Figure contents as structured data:
*-*-*

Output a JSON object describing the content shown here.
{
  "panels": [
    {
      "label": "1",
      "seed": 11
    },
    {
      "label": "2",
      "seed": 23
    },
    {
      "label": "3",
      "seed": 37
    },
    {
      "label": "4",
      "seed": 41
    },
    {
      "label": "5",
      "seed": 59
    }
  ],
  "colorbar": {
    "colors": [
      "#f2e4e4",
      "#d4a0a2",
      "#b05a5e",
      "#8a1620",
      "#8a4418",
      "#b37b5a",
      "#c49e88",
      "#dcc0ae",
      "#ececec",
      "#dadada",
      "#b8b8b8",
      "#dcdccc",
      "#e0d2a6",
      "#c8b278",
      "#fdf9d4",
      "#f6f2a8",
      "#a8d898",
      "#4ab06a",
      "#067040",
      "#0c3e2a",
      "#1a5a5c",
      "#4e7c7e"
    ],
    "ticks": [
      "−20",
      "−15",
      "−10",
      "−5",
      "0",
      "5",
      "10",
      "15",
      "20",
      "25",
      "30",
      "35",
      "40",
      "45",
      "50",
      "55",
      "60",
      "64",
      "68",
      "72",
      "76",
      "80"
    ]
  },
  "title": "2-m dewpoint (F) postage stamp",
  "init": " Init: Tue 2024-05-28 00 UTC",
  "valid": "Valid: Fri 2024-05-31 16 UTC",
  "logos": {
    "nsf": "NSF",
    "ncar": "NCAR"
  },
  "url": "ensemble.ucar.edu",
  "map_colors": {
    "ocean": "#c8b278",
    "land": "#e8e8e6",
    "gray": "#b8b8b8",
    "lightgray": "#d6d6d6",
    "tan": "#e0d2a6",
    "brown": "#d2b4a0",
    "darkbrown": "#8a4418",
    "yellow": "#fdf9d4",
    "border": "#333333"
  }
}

*-*-*

TASK TO COMPLETE
All of the entries above should be written out again exactly.

OUTPUT
Output a JSON object describing the content shown here.
{
  "panels": [
    {
      "label": "1",
      "seed": 11
    },
    {
      "label": "2",
      "seed": 23
    },
    {
      "label": "3",
      "seed": 37
    },
    {
      "label": "4",
      "seed": 41
    },
    {
      "label": "5",
      "seed": 59
    }
  ],
  "colorbar": {
    "colors": [
      "#f2e4e4",
      "#d4a0a2",
      "#b05a5e",
      "#8a1620",
      "#8a4418",
      "#b37b5a",
      "#c49e88",
      "#dcc0ae",
      "#ececec",
      "#dadada",
      "#b8b8b8",
      "#dcdccc",
      "#e0d2a6",
      "#c8b278",
      "#fdf9d4",
      "#f6f2a8",
      "#a8d898",
      "#4ab06a",
      "#067040",
      "#0c3e2a",
      "#1a5a5c",
      "#4e7c7e"
    ],
    "ticks": [
      "−20",
      "−15",
      "−10",
      "−5",
      "0",
      "5",
      "10",
      "15",
      "20",
      "25",
      "30",
      "35",
      "40",
      "45",
      "50",
      "55",
      "60",
      "64",
      "68",
      "72",
      "76",
      "80"
    ]
  },
  "title": "2-m dewpoint (F) postage stamp",
  "init": " Init: Tue 2024-05-28 00 UTC",
  "valid": "Valid: Fri 2024-05-31 16 UTC",
  "logos": {
    "nsf": "NSF",
    "ncar": "NCAR"
  },
  "url": "ensemble.ucar.edu",
  "map_colors": {
    "ocean": "#c8b278",
    "land": "#e8e8e6",
    "gray": "#b8b8b8",
    "lightgray": "#d6d6d6",
    "tan": "#e0d2a6",
    "brown": "#d2b4a0",
    "darkbrown": "#8a4418",
    "yellow": "#fdf9d4",
    "border": "#333333"
  }
}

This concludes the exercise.